* [指示] 放散虫についての文章から、「放散虫は「虫」という字が付い」から「るのにとても役立っています。」までの部分を、一字も変えずに抜き出すこと。

* [本文抜粋]
((
放散虫とは

 放散虫は「虫」という字が付いていますが、昆虫などではなく、海の中を漂って生きている動物性プランクトンです。1mmの10分の1から100分の1ほどの小さな生き物で、詳しく観察するには顕微鏡が必要です。殻の間から細長い「仮足(かそく)」あるいは「軸足(じくそく)」と呼ばれる針のようなものを放射状に出しています。 化石の産出状況からみて、放散虫は今からだいたい5億年前のカンブリア紀に出現し、姿かたちを変えながら今日に至るまで絶えることなく続いています。この姿かたちを変えながら生物群として続いてきたこと、殻がガラス質でしかも個体の数が多く化石になって残りやすいことなどから、放散虫は地層の年代を決めるのにとても役立っています。
))
* [データ]
((
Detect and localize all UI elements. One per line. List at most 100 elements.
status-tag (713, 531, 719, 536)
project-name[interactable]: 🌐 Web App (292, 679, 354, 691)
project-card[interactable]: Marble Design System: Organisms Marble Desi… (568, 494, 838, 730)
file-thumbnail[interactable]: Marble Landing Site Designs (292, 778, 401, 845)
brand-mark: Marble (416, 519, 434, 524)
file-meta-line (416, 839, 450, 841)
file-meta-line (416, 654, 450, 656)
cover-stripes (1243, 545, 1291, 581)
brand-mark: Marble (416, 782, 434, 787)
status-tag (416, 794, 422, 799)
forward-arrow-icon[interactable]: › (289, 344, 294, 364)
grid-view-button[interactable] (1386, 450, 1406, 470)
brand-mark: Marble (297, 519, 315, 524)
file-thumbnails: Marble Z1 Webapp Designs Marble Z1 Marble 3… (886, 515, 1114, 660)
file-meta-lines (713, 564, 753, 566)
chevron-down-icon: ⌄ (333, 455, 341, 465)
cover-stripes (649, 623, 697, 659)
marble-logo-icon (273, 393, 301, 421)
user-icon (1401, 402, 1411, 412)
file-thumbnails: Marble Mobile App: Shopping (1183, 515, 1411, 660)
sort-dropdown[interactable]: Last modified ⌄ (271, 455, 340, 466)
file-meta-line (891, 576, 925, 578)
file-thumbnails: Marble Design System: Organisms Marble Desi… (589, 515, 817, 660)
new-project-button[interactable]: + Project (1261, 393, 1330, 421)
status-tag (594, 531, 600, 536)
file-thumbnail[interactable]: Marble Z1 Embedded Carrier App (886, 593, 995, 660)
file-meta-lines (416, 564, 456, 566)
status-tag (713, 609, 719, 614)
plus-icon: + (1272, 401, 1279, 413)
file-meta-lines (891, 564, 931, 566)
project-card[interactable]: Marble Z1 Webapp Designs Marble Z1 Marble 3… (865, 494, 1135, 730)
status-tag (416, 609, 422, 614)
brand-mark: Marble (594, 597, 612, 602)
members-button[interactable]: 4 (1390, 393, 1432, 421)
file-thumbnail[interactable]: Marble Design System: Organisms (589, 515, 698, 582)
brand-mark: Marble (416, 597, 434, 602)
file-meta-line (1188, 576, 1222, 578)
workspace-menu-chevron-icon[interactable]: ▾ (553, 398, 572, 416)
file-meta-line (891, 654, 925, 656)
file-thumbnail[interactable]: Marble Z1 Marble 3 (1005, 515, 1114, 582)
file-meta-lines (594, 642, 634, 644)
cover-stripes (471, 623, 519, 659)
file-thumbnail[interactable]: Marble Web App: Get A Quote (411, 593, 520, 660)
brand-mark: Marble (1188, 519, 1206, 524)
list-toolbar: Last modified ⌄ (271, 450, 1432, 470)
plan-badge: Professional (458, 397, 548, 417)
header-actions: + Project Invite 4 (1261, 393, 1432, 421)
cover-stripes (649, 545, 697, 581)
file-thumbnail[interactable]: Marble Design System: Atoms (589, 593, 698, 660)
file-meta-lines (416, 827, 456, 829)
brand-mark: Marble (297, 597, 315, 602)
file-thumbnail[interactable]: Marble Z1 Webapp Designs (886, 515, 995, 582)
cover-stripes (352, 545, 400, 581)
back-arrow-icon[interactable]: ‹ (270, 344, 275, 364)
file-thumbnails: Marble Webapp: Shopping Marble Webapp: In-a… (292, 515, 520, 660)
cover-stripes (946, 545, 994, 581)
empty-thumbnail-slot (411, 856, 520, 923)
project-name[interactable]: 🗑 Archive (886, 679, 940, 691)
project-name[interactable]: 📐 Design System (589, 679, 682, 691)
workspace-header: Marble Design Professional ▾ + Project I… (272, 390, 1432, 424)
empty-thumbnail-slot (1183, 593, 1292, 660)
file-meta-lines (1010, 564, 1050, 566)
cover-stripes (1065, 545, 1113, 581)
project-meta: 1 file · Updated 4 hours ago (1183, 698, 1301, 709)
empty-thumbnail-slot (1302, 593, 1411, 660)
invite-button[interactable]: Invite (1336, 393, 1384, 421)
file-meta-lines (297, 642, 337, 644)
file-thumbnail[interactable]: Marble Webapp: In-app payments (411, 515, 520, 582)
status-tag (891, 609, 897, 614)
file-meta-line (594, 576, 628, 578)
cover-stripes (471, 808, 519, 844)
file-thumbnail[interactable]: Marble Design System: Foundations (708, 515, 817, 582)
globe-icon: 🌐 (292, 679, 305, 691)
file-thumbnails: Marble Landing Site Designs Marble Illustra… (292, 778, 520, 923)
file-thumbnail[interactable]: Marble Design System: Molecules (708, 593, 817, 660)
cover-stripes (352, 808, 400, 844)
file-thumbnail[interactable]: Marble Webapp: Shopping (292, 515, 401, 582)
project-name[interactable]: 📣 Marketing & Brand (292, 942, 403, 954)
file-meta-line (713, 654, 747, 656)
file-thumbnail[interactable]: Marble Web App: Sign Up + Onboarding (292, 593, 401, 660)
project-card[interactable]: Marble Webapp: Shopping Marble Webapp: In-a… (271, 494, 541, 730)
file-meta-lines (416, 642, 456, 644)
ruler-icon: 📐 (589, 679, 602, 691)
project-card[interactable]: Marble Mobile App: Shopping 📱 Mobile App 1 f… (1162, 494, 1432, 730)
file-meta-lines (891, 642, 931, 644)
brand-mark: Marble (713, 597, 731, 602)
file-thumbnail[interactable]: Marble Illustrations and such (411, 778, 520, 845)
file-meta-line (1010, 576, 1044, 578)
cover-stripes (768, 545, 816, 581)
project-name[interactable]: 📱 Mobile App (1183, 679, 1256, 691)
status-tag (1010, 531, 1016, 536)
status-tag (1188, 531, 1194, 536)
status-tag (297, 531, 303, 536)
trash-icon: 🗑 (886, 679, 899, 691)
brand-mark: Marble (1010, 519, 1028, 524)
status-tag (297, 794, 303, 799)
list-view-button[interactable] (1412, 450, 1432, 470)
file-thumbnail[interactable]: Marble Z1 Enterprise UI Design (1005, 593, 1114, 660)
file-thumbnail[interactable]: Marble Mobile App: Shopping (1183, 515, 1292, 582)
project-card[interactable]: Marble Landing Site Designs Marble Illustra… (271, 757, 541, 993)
))
* [回答]
放散虫は「虫」という字が付いていますが、昆虫などではなく、海の中を漂って生きている動物性プランクトンです。1mmの10分の1から100分の1ほどの小さな生き物で、詳しく観察するには顕微鏡が必要です。殻の間から細長い「仮足(かそく)」あるいは「軸足(じくそく)」と呼ばれる針のようなものを放射状に出しています。 化石の産出状況からみて、放散虫は今からだいたい5億年前のカンブリア紀に出現し、姿かたちを変えながら今日に至るまで絶えることなく続いています。この姿かたちを変えながら生物群として続いてきたこと、殻がガラス質でしかも個体の数が多く化石になって残りやすいことなどから、放散虫は地層の年代を決めるのにとても役立っています。